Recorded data
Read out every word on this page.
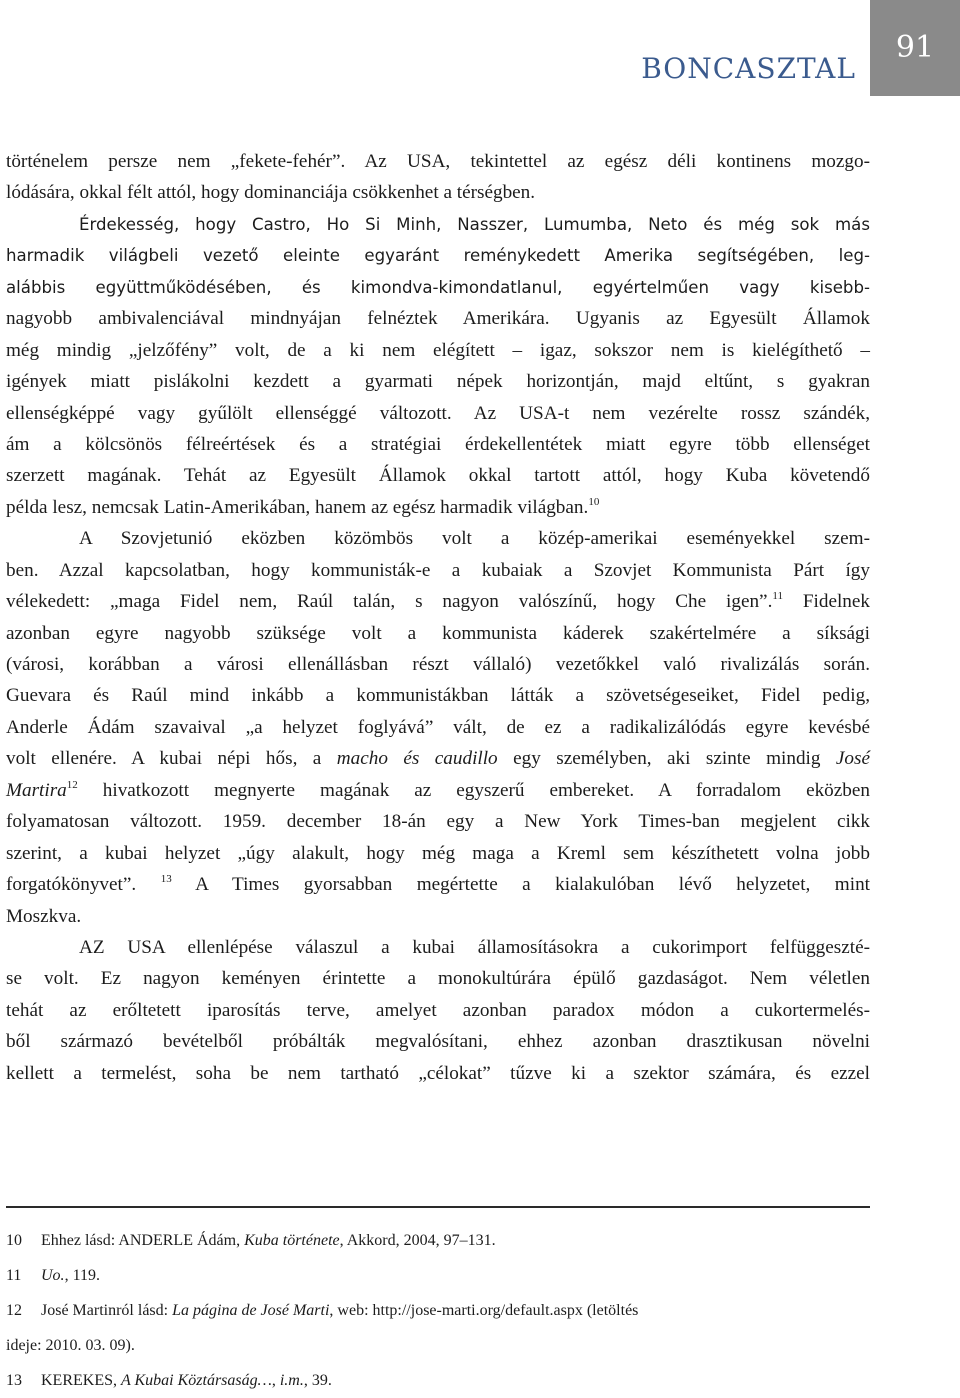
BONCASZTAL
91
történelem persze nem „fekete-fehér”. Az USA, tekintettel az egész déli kontinens mozgo-
lódására, okkal félt attól, hogy dominanciája csökkenhet a térségben.
Érdekesség, hogy Castro, Ho Si Minh, Nasszer, Lumumba, Neto és még sok más
harmadik világbeli vezető eleinte egyaránt reménykedett Amerika segítségében, leg-
alábbis együttműködésében, és kimondva-kimondatlanul, egyértelműen vagy kisebb-
nagyobb ambivalenciával mindnyájan felnéztek Amerikára. Ugyanis az Egyesült Államok
még mindig „jelzőfény” volt, de a ki nem elégített – igaz, sokszor nem is kielégíthető –
igények miatt pislákolni kezdett a gyarmati népek horizontján, majd eltűnt, s gyakran
ellenségképpé vagy gyűlölt ellenséggé változott. Az USA-t nem vezérelte rossz szándék,
ám a kölcsönös félreértések és a stratégiai érdekellentétek miatt egyre több ellenséget
szerzett magának. Tehát az Egyesült Államok okkal tartott attól, hogy Kuba követendő
példa lesz, nemcsak Latin-Amerikában, hanem az egész harmadik világban.$^{10}$
A Szovjetunió eközben közömbös volt a közép-amerikai eseményekkel szem-
ben. Azzal kapcsolatban, hogy kommunisták-e a kubaiak a Szovjet Kommunista Párt így
vélekedett: „maga Fidel nem, Raúl talán, s nagyon valószínű, hogy Che igen”.$^{11}$ Fidelnek
azonban egyre nagyobb szüksége volt a kommunista káderek szakértelmére a síksági
(városi, korábban a városi ellenállásban részt vállaló) vezetőkkel való rivalizálás során.
Guevara és Raúl mind inkább a kommunistákban látták a szövetségeseiket, Fidel pedig,
Anderle Ádám szavaival „a helyzet foglyává” vált, de ez a radikalizálódás egyre kevésbé
volt ellenére. A kubai népi hős, a macho és caudillo egy személyben, aki szinte mindig José
Martira$^{12}$ hivatkozott megnyerte magának az egyszerű embereket. A forradalom eközben
folyamatosan változott. 1959. december 18-án egy a New York Times-ban megjelent cikk
szerint, a kubai helyzet „úgy alakult, hogy még maga a Kreml sem készíthetett volna jobb
forgatókönyvet”. $^{13}$ A Times gyorsabban megértette a kialakulóban lévő helyzetet, mint
Moszkva.
AZ USA ellenlépése válaszul a kubai államosításokra a cukorimport felfüggeszté-
se volt. Ez nagyon keményen érintette a monokultúrára épülő gazdaságot. Nem véletlen
tehát az erőltetett iparosítás terve, amelyet azonban paradox módon a cukortermelés-
ből származó bevételből próbálták megvalósítani, ehhez azonban drasztikusan növelni
kellett a termelést, soha be nem tartható „célokat” tűzve ki a szektor számára, és ezzel
10 Ehhez lásd: ANDERLE Ádám, Kuba története, Akkord, 2004, 97–131.
11 Uo., 119.
12 José Martinról lásd: La página de José Marti, web: http://jose-marti.org/default.aspx (letöltés
ideje: 2010. 03. 09).
13 KEREKES, A Kubai Köztársaság…, i.m., 39.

**Work to complete**
Copy every entry exactly as written. Pictures are excluded.

**Output of the exercise**
Read out every word on this page.
BONCASZTAL
91
történelem persze nem „fekete-fehér”. Az USA, tekintettel az egész déli kontinens mozgo-
lódására, okkal félt attól, hogy dominanciája csökkenhet a térségben.
Érdekesség, hogy Castro, Ho Si Minh, Nasszer, Lumumba, Neto és még sok más
harmadik világbeli vezető eleinte egyaránt reménykedett Amerika segítségében, leg-
alábbis együttműködésében, és kimondva-kimondatlanul, egyértelműen vagy kisebb-
nagyobb ambivalenciával mindnyájan felnéztek Amerikára. Ugyanis az Egyesült Államok
még mindig „jelzőfény” volt, de a ki nem elégített – igaz, sokszor nem is kielégíthető –
igények miatt pislákolni kezdett a gyarmati népek horizontján, majd eltűnt, s gyakran
ellenségképpé vagy gyűlölt ellenséggé változott. Az USA-t nem vezérelte rossz szándék,
ám a kölcsönös félreértések és a stratégiai érdekellentétek miatt egyre több ellenséget
szerzett magának. Tehát az Egyesült Államok okkal tartott attól, hogy Kuba követendő
példa lesz, nemcsak Latin-Amerikában, hanem az egész harmadik világban.$^{10}$
A Szovjetunió eközben közömbös volt a közép-amerikai eseményekkel szem-
ben. Azzal kapcsolatban, hogy kommunisták-e a kubaiak a Szovjet Kommunista Párt így
vélekedett: „maga Fidel nem, Raúl talán, s nagyon valószínű, hogy Che igen”.$^{11}$ Fidelnek
azonban egyre nagyobb szüksége volt a kommunista káderek szakértelmére a síksági
(városi, korábban a városi ellenállásban részt vállaló) vezetőkkel való rivalizálás során.
Guevara és Raúl mind inkább a kommunistákban látták a szövetségeseiket, Fidel pedig,
Anderle Ádám szavaival „a helyzet foglyává” vált, de ez a radikalizálódás egyre kevésbé
volt ellenére. A kubai népi hős, a macho és caudillo egy személyben, aki szinte mindig José
Martira$^{12}$ hivatkozott megnyerte magának az egyszerű embereket. A forradalom eközben
folyamatosan változott. 1959. december 18-án egy a New York Times-ban megjelent cikk
szerint, a kubai helyzet „úgy alakult, hogy még maga a Kreml sem készíthetett volna jobb
forgatókönyvet”. $^{13}$ A Times gyorsabban megértette a kialakulóban lévő helyzetet, mint
Moszkva.
AZ USA ellenlépése válaszul a kubai államosításokra a cukorimport felfüggeszté-
se volt. Ez nagyon keményen érintette a monokultúrára épülő gazdaságot. Nem véletlen
tehát az erőltetett iparosítás terve, amelyet azonban paradox módon a cukortermelés-
ből származó bevételből próbálták megvalósítani, ehhez azonban drasztikusan növelni
kellett a termelést, soha be nem tartható „célokat” tűzve ki a szektor számára, és ezzel
10 Ehhez lásd: ANDERLE Ádám, Kuba története, Akkord, 2004, 97–131.
11 Uo., 119.
12 José Martinról lásd: La página de José Marti, web: http://jose-marti.org/default.aspx (letöltés
ideje: 2010. 03. 09).
13 KEREKES, A Kubai Köztársaság…, i.m., 39.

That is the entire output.